(Stored records)
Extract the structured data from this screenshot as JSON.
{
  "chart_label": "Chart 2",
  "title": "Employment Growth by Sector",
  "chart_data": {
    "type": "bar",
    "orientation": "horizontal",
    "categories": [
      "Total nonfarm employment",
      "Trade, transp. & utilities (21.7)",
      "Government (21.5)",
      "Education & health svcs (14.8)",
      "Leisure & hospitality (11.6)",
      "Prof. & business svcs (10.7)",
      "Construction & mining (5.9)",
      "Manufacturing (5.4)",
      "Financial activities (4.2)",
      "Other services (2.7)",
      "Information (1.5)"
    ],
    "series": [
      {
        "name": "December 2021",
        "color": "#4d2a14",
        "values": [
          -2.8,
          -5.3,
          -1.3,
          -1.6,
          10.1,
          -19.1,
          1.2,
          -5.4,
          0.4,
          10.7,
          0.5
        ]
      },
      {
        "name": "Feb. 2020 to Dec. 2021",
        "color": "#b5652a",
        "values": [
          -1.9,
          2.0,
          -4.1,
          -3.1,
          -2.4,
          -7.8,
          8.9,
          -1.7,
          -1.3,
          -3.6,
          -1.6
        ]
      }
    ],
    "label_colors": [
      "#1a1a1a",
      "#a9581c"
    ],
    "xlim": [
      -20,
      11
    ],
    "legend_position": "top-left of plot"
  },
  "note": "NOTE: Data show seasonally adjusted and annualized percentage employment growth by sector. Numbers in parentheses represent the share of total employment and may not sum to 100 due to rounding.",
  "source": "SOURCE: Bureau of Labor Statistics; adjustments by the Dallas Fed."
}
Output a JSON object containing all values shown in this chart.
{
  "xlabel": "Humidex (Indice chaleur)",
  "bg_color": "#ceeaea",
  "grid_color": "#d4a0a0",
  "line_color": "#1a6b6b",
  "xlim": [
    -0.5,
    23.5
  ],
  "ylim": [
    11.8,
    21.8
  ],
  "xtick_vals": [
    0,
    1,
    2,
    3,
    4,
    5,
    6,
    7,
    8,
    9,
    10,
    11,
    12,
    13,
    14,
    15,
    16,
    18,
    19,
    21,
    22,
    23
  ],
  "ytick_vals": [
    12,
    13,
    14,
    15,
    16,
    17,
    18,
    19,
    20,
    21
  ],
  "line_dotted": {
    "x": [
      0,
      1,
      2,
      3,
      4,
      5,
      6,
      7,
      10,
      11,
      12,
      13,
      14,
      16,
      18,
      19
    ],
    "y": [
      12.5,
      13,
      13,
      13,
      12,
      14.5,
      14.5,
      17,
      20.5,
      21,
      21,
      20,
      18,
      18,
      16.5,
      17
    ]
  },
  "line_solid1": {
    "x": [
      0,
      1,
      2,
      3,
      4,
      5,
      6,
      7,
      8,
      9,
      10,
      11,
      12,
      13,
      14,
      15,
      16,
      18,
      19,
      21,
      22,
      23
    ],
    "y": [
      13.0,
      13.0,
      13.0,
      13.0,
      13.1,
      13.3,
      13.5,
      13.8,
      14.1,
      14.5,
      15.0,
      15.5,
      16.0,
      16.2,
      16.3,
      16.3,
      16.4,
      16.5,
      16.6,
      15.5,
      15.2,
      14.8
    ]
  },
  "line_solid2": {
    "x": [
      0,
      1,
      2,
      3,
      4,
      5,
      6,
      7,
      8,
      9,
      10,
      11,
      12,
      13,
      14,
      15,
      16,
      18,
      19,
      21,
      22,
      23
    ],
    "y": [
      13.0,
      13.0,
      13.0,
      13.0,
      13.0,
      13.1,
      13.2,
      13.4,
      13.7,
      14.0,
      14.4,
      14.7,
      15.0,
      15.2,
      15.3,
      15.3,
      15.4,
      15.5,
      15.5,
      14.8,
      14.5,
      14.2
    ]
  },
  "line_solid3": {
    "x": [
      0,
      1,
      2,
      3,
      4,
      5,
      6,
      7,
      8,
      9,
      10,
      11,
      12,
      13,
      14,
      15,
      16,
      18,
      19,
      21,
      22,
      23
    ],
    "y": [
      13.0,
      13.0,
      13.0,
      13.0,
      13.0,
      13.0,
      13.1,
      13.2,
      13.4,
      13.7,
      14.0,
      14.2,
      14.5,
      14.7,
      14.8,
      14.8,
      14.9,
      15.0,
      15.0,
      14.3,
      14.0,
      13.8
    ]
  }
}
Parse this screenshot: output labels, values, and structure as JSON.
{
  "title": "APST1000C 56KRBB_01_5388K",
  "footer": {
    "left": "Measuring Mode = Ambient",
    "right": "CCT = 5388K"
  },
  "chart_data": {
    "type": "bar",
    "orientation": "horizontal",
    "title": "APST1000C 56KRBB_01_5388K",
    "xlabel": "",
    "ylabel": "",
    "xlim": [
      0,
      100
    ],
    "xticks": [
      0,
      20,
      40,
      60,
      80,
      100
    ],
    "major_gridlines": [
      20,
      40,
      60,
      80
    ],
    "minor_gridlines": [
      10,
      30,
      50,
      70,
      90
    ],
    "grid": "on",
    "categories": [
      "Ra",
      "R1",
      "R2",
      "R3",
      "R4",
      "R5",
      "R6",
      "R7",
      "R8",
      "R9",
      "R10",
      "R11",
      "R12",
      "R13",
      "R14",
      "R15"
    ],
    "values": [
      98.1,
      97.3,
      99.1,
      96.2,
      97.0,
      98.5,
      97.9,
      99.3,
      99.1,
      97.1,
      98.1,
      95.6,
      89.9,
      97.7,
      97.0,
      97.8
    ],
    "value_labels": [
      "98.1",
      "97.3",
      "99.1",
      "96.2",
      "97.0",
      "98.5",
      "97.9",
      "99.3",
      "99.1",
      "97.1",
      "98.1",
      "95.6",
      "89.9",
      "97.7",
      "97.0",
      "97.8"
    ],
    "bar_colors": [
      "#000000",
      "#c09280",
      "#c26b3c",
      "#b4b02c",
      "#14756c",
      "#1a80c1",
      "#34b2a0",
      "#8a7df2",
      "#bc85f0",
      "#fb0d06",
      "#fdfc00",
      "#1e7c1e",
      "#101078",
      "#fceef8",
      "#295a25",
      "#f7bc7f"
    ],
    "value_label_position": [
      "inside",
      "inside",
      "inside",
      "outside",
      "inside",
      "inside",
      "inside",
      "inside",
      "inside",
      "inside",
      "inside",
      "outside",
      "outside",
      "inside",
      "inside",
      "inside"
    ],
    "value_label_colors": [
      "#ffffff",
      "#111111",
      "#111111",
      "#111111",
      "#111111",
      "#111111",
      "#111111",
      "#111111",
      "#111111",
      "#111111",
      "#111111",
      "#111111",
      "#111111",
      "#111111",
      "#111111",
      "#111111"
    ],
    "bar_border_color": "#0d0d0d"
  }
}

== Requirement ==
Read the entries and show each line that mentions "left".

== Output ==
    "legend_position": "top-left of plot"
    "left": "Measuring Mode = Ambient",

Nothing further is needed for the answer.